**What is asked**:
Update the records below by replacing every "desc-line" with "description-line", and keep everything else unchanged.

**Record extracts**:
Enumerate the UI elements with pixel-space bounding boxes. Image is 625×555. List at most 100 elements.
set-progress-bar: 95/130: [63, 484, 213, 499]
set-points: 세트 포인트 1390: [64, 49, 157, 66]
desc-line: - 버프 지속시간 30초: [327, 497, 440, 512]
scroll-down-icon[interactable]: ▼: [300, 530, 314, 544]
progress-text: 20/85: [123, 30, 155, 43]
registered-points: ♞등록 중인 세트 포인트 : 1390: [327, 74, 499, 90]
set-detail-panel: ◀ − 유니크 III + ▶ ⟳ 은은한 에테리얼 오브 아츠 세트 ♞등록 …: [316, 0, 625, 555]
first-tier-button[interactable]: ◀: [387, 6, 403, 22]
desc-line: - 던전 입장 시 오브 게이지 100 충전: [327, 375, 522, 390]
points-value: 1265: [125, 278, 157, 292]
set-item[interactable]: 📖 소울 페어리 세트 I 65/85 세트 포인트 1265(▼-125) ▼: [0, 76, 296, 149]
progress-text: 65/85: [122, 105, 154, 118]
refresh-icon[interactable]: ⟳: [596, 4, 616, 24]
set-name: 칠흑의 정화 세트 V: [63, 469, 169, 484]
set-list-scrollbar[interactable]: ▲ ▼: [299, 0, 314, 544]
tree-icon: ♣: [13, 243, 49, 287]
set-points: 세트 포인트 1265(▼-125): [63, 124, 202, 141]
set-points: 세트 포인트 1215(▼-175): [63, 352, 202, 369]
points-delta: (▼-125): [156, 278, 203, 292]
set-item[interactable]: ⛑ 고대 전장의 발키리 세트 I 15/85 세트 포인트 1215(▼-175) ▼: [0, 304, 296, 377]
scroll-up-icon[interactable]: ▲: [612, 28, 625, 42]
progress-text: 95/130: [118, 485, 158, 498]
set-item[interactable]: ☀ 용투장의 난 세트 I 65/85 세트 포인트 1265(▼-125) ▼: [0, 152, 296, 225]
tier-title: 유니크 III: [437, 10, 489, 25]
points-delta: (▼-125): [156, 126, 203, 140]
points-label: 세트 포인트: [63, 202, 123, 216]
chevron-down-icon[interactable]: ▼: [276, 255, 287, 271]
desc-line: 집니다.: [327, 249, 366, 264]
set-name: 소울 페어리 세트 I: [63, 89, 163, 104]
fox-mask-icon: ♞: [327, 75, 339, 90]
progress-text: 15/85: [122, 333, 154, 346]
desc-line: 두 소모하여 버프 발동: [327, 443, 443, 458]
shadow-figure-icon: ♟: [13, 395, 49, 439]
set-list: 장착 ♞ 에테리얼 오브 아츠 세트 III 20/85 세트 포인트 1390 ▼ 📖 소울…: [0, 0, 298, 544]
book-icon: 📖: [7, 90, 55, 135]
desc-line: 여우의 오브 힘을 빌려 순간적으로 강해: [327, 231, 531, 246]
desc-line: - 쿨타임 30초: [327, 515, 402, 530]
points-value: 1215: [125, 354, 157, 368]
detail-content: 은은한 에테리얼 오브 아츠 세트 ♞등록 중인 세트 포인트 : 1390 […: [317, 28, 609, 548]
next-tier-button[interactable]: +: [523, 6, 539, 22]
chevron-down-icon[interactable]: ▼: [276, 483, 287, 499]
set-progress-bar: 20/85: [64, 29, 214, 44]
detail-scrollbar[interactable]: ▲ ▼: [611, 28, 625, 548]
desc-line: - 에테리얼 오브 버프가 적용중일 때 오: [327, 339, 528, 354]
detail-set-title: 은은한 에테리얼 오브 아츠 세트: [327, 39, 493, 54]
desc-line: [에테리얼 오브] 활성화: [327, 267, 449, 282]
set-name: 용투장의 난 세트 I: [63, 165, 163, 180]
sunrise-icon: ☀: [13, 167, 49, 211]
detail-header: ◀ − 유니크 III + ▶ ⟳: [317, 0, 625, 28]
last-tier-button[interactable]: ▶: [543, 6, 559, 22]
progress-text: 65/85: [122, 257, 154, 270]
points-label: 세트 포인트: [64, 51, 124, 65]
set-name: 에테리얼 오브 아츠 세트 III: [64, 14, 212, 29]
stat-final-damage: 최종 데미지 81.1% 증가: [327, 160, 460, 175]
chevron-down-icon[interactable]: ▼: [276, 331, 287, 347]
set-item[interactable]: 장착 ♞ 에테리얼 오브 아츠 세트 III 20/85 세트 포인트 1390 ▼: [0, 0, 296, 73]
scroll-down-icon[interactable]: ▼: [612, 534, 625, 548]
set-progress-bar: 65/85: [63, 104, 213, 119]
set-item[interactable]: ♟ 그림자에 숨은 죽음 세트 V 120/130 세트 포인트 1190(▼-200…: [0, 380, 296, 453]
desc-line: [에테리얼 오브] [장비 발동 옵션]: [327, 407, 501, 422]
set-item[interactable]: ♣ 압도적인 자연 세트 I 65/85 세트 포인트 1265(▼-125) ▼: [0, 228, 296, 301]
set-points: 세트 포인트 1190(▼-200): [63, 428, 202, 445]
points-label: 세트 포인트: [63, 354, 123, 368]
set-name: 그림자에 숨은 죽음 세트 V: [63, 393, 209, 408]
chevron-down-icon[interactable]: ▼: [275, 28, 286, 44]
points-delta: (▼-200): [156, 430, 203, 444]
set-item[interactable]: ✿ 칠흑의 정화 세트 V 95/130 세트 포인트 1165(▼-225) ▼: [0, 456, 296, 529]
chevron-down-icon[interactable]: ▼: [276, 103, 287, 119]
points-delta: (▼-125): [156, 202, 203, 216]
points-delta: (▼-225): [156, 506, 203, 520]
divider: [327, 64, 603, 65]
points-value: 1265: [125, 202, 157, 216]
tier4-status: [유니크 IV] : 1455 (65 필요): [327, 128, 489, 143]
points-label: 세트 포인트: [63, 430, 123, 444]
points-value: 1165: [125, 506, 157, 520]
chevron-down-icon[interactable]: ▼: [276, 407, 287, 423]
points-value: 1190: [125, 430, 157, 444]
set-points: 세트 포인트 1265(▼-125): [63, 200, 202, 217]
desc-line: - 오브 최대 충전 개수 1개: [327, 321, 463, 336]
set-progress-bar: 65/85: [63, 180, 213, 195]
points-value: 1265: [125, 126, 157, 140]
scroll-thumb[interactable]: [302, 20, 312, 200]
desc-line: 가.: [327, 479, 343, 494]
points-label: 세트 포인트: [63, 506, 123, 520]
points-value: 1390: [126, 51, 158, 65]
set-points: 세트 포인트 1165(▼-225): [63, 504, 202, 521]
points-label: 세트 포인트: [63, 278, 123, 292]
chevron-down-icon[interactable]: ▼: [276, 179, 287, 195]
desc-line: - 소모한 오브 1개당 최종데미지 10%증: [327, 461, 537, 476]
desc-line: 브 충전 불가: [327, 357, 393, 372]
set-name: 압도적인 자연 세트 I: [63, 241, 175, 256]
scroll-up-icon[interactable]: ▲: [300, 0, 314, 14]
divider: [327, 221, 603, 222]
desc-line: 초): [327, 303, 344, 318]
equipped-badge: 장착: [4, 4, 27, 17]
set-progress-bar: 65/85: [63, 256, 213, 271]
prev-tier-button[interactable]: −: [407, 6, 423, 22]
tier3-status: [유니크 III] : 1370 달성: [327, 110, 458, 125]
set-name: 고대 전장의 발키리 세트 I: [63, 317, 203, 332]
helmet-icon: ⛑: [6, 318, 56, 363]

**Exercise output**:
Enumerate the UI elements with pixel-space bounding boxes. Image is 625×555. List at most 100 elements.
set-progress-bar: 95/130: [63, 484, 213, 499]
set-points: 세트 포인트 1390: [64, 49, 157, 66]
description-line: - 버프 지속시간 30초: [327, 497, 440, 512]
scroll-down-icon[interactable]: ▼: [300, 530, 314, 544]
progress-text: 20/85: [123, 30, 155, 43]
registered-points: ♞등록 중인 세트 포인트 : 1390: [327, 74, 499, 90]
set-detail-panel: ◀ − 유니크 III + ▶ ⟳ 은은한 에테리얼 오브 아츠 세트 ♞등록 …: [316, 0, 625, 555]
first-tier-button[interactable]: ◀: [387, 6, 403, 22]
description-line: - 던전 입장 시 오브 게이지 100 충전: [327, 375, 522, 390]
points-value: 1265: [125, 278, 157, 292]
set-item[interactable]: 📖 소울 페어리 세트 I 65/85 세트 포인트 1265(▼-125) ▼: [0, 76, 296, 149]
progress-text: 65/85: [122, 105, 154, 118]
refresh-icon[interactable]: ⟳: [596, 4, 616, 24]
set-name: 칠흑의 정화 세트 V: [63, 469, 169, 484]
set-list-scrollbar[interactable]: ▲ ▼: [299, 0, 314, 544]
tree-icon: ♣: [13, 243, 49, 287]
set-points: 세트 포인트 1265(▼-125): [63, 124, 202, 141]
set-points: 세트 포인트 1215(▼-175): [63, 352, 202, 369]
points-delta: (▼-125): [156, 278, 203, 292]
set-item[interactable]: ⛑ 고대 전장의 발키리 세트 I 15/85 세트 포인트 1215(▼-175) ▼: [0, 304, 296, 377]
scroll-up-icon[interactable]: ▲: [612, 28, 625, 42]
progress-text: 95/130: [118, 485, 158, 498]
set-item[interactable]: ☀ 용투장의 난 세트 I 65/85 세트 포인트 1265(▼-125) ▼: [0, 152, 296, 225]
tier-title: 유니크 III: [437, 10, 489, 25]
points-delta: (▼-125): [156, 126, 203, 140]
points-label: 세트 포인트: [63, 202, 123, 216]
chevron-down-icon[interactable]: ▼: [276, 255, 287, 271]
description-line: 집니다.: [327, 249, 366, 264]
set-name: 소울 페어리 세트 I: [63, 89, 163, 104]
fox-mask-icon: ♞: [327, 75, 339, 90]
progress-text: 15/85: [122, 333, 154, 346]
description-line: 두 소모하여 버프 발동: [327, 443, 443, 458]
shadow-figure-icon: ♟: [13, 395, 49, 439]
set-list: 장착 ♞ 에테리얼 오브 아츠 세트 III 20/85 세트 포인트 1390 ▼ 📖 소울…: [0, 0, 298, 544]
book-icon: 📖: [7, 90, 55, 135]
description-line: 여우의 오브 힘을 빌려 순간적으로 강해: [327, 231, 531, 246]
description-line: - 쿨타임 30초: [327, 515, 402, 530]
points-value: 1215: [125, 354, 157, 368]
detail-content: 은은한 에테리얼 오브 아츠 세트 ♞등록 중인 세트 포인트 : 1390 […: [317, 28, 609, 548]
next-tier-button[interactable]: +: [523, 6, 539, 22]
chevron-down-icon[interactable]: ▼: [276, 483, 287, 499]
set-progress-bar: 20/85: [64, 29, 214, 44]
detail-scrollbar[interactable]: ▲ ▼: [611, 28, 625, 548]
description-line: - 에테리얼 오브 버프가 적용중일 때 오: [327, 339, 528, 354]
detail-set-title: 은은한 에테리얼 오브 아츠 세트: [327, 39, 493, 54]
description-line: [에테리얼 오브] 활성화: [327, 267, 449, 282]
set-name: 용투장의 난 세트 I: [63, 165, 163, 180]
sunrise-icon: ☀: [13, 167, 49, 211]
detail-header: ◀ − 유니크 III + ▶ ⟳: [317, 0, 625, 28]
last-tier-button[interactable]: ▶: [543, 6, 559, 22]
progress-text: 65/85: [122, 257, 154, 270]
points-label: 세트 포인트: [64, 51, 124, 65]
set-name: 에테리얼 오브 아츠 세트 III: [64, 14, 212, 29]
stat-final-damage: 최종 데미지 81.1% 증가: [327, 160, 460, 175]
chevron-down-icon[interactable]: ▼: [276, 331, 287, 347]
set-item[interactable]: 장착 ♞ 에테리얼 오브 아츠 세트 III 20/85 세트 포인트 1390 ▼: [0, 0, 296, 73]
scroll-down-icon[interactable]: ▼: [612, 534, 625, 548]
set-progress-bar: 65/85: [63, 104, 213, 119]
set-item[interactable]: ♟ 그림자에 숨은 죽음 세트 V 120/130 세트 포인트 1190(▼-200…: [0, 380, 296, 453]
description-line: [에테리얼 오브] [장비 발동 옵션]: [327, 407, 501, 422]
set-item[interactable]: ♣ 압도적인 자연 세트 I 65/85 세트 포인트 1265(▼-125) ▼: [0, 228, 296, 301]
set-points: 세트 포인트 1190(▼-200): [63, 428, 202, 445]
points-label: 세트 포인트: [63, 354, 123, 368]
set-name: 그림자에 숨은 죽음 세트 V: [63, 393, 209, 408]
chevron-down-icon[interactable]: ▼: [275, 28, 286, 44]
points-delta: (▼-200): [156, 430, 203, 444]
set-item[interactable]: ✿ 칠흑의 정화 세트 V 95/130 세트 포인트 1165(▼-225) ▼: [0, 456, 296, 529]
chevron-down-icon[interactable]: ▼: [276, 103, 287, 119]
points-delta: (▼-125): [156, 202, 203, 216]
points-delta: (▼-225): [156, 506, 203, 520]
divider: [327, 64, 603, 65]
points-value: 1265: [125, 202, 157, 216]
tier4-status: [유니크 IV] : 1455 (65 필요): [327, 128, 489, 143]
points-label: 세트 포인트: [63, 430, 123, 444]
points-value: 1165: [125, 506, 157, 520]
chevron-down-icon[interactable]: ▼: [276, 407, 287, 423]
points-value: 1190: [125, 430, 157, 444]
set-points: 세트 포인트 1265(▼-125): [63, 200, 202, 217]
description-line: - 오브 최대 충전 개수 1개: [327, 321, 463, 336]
set-progress-bar: 65/85: [63, 180, 213, 195]
points-value: 1265: [125, 126, 157, 140]
scroll-thumb[interactable]: [302, 20, 312, 200]
description-line: 가.: [327, 479, 343, 494]
points-label: 세트 포인트: [63, 506, 123, 520]
points-value: 1390: [126, 51, 158, 65]
set-points: 세트 포인트 1165(▼-225): [63, 504, 202, 521]
points-label: 세트 포인트: [63, 278, 123, 292]
chevron-down-icon[interactable]: ▼: [276, 179, 287, 195]
description-line: - 소모한 오브 1개당 최종데미지 10%증: [327, 461, 537, 476]
description-line: 브 충전 불가: [327, 357, 393, 372]
set-name: 압도적인 자연 세트 I: [63, 241, 175, 256]
scroll-up-icon[interactable]: ▲: [300, 0, 314, 14]
divider: [327, 221, 603, 222]
description-line: 초): [327, 303, 344, 318]
equipped-badge: 장착: [4, 4, 27, 17]
set-progress-bar: 65/85: [63, 256, 213, 271]
prev-tier-button[interactable]: −: [407, 6, 423, 22]
tier3-status: [유니크 III] : 1370 달성: [327, 110, 458, 125]
set-name: 고대 전장의 발키리 세트 I: [63, 317, 203, 332]
helmet-icon: ⛑: [6, 318, 56, 363]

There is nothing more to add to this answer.